▶ **Required task**:
Write down each entry again, exactly as it reads.

▶ **Records supplied**:
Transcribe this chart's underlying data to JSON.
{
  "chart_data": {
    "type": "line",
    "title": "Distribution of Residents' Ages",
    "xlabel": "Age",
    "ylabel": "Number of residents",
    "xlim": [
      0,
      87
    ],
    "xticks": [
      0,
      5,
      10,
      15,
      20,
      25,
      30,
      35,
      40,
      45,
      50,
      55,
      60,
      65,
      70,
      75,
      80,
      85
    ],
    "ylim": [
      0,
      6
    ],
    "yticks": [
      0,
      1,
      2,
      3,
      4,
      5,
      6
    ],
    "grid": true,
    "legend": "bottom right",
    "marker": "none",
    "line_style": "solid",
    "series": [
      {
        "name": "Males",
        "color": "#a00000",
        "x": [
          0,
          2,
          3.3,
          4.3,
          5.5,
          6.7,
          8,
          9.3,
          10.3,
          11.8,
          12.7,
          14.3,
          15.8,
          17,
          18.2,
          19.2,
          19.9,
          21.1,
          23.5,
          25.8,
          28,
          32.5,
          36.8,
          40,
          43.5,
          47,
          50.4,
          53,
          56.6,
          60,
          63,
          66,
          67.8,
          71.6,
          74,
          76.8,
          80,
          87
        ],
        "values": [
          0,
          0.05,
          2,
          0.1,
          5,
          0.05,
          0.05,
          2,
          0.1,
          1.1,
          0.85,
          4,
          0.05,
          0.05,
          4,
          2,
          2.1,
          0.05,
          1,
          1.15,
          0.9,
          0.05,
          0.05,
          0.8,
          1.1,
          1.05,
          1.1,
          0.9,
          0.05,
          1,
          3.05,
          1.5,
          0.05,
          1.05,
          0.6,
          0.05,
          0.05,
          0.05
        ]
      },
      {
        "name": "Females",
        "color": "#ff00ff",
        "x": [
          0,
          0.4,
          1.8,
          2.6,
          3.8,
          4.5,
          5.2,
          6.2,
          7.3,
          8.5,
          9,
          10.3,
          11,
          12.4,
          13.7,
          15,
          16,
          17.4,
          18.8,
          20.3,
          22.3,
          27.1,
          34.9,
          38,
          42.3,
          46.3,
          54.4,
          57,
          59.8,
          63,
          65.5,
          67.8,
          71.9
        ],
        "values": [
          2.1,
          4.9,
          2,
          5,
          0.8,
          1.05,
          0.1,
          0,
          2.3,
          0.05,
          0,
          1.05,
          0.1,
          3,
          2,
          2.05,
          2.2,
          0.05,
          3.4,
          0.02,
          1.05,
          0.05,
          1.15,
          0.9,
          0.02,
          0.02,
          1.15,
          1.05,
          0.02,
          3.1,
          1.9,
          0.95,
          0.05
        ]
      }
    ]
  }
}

▶ **Finished exercise**:
Transcribe this chart's underlying data to JSON.
{
  "chart_data": {
    "type": "line",
    "title": "Distribution of Residents' Ages",
    "xlabel": "Age",
    "ylabel": "Number of residents",
    "xlim": [
      0,
      87
    ],
    "xticks": [
      0,
      5,
      10,
      15,
      20,
      25,
      30,
      35,
      40,
      45,
      50,
      55,
      60,
      65,
      70,
      75,
      80,
      85
    ],
    "ylim": [
      0,
      6
    ],
    "yticks": [
      0,
      1,
      2,
      3,
      4,
      5,
      6
    ],
    "grid": true,
    "legend": "bottom right",
    "marker": "none",
    "line_style": "solid",
    "series": [
      {
        "name": "Males",
        "color": "#a00000",
        "x": [
          0,
          2,
          3.3,
          4.3,
          5.5,
          6.7,
          8,
          9.3,
          10.3,
          11.8,
          12.7,
          14.3,
          15.8,
          17,
          18.2,
          19.2,
          19.9,
          21.1,
          23.5,
          25.8,
          28,
          32.5,
          36.8,
          40,
          43.5,
          47,
          50.4,
          53,
          56.6,
          60,
          63,
          66,
          67.8,
          71.6,
          74,
          76.8,
          80,
          87
        ],
        "values": [
          0,
          0.05,
          2,
          0.1,
          5,
          0.05,
          0.05,
          2,
          0.1,
          1.1,
          0.85,
          4,
          0.05,
          0.05,
          4,
          2,
          2.1,
          0.05,
          1,
          1.15,
          0.9,
          0.05,
          0.05,
          0.8,
          1.1,
          1.05,
          1.1,
          0.9,
          0.05,
          1,
          3.05,
          1.5,
          0.05,
          1.05,
          0.6,
          0.05,
          0.05,
          0.05
        ]
      },
      {
        "name": "Females",
        "color": "#ff00ff",
        "x": [
          0,
          0.4,
          1.8,
          2.6,
          3.8,
          4.5,
          5.2,
          6.2,
          7.3,
          8.5,
          9,
          10.3,
          11,
          12.4,
          13.7,
          15,
          16,
          17.4,
          18.8,
          20.3,
          22.3,
          27.1,
          34.9,
          38,
          42.3,
          46.3,
          54.4,
          57,
          59.8,
          63,
          65.5,
          67.8,
          71.9
        ],
        "values": [
          2.1,
          4.9,
          2,
          5,
          0.8,
          1.05,
          0.1,
          0,
          2.3,
          0.05,
          0,
          1.05,
          0.1,
          3,
          2,
          2.05,
          2.2,
          0.05,
          3.4,
          0.02,
          1.05,
          0.05,
          1.15,
          0.9,
          0.02,
          0.02,
          1.15,
          1.05,
          0.02,
          3.1,
          1.9,
          0.95,
          0.05
        ]
      }
    ]
  }
}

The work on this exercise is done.